EXERCISE PROMPT = Filter the records below for the word "两个维护". Copy each line that holds it.
== DATASET EXTRACT ==
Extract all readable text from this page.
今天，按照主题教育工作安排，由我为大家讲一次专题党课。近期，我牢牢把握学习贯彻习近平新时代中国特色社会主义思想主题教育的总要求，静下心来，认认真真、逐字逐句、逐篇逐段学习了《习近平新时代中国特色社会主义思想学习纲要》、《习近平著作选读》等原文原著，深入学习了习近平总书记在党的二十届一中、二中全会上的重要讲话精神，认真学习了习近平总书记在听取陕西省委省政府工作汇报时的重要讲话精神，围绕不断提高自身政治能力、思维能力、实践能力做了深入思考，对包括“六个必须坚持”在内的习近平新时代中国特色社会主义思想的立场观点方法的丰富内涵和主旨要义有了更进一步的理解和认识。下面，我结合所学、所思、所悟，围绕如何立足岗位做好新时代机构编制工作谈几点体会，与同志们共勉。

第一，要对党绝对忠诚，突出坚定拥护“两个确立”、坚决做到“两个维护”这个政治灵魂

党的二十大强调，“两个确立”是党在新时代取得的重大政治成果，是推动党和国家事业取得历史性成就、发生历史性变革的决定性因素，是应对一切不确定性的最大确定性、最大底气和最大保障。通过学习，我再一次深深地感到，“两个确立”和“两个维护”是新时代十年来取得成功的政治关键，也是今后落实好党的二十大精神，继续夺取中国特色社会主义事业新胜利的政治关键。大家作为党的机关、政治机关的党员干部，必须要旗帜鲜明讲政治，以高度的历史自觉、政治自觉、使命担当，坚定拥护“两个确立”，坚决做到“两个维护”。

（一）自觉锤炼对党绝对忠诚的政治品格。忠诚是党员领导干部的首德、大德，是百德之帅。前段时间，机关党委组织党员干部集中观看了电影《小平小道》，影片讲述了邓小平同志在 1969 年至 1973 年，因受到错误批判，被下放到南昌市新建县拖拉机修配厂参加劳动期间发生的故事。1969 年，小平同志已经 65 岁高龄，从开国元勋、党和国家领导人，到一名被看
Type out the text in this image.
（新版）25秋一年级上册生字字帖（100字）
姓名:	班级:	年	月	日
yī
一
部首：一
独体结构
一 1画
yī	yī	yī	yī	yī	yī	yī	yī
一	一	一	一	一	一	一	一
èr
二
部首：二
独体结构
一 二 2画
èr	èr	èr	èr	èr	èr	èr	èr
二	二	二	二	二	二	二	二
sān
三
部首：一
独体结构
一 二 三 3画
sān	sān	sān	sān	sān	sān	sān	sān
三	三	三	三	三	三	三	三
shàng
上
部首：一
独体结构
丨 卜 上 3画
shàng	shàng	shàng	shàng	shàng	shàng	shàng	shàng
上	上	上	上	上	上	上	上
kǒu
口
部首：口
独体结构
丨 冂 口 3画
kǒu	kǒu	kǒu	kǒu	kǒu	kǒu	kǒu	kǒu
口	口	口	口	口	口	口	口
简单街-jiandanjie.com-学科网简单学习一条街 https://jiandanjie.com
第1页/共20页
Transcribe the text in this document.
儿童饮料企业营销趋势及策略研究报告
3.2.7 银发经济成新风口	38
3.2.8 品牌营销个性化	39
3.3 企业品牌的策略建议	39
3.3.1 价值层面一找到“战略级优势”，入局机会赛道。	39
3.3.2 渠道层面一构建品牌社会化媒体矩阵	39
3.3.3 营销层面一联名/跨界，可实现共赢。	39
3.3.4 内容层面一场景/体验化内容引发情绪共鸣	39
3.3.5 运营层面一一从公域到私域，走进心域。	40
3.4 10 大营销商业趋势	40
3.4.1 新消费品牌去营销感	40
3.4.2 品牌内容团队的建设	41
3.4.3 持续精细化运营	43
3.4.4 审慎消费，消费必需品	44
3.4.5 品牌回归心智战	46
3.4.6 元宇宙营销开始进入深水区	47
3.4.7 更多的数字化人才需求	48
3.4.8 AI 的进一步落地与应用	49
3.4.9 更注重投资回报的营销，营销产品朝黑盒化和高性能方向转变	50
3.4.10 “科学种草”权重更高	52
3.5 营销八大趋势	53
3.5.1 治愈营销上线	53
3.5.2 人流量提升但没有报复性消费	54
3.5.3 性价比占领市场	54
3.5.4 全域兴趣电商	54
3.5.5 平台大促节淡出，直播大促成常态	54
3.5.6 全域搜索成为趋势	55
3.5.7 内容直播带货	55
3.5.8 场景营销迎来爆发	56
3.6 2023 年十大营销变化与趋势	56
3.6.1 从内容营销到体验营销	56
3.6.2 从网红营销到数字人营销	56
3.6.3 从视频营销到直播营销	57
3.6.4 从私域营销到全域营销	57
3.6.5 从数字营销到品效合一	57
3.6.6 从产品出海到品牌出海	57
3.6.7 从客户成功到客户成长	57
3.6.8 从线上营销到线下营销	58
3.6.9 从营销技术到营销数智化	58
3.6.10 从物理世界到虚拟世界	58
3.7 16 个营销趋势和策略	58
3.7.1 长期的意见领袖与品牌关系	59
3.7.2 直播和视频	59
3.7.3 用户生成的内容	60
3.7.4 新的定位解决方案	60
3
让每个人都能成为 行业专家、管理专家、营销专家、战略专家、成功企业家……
===
SOLUTION FOR THIS EXERCISE =
第一，要对党绝对忠诚，突出坚定拥护“两个确立”、坚决做到“两个维护”这个政治灵魂
党的二十大强调，“两个确立”是党在新时代取得的重大政治成果，是推动党和国家事业取得历史性成就、发生历史性变革的决定性因素，是应对一切不确定性的最大确定性、最大底气和最大保障。通过学习，我再一次深深地感到，“两个确立”和“两个维护”是新时代十年来取得成功的政治关键，也是今后落实好党的二十大精神，继续夺取中国特色社会主义事业新胜利的政治关键。大家作为党的机关、政治机关的党员干部，必须要旗帜鲜明讲政治，以高度的历史自觉、政治自觉、使命担当，坚定拥护“两个确立”，坚决做到“两个维护”。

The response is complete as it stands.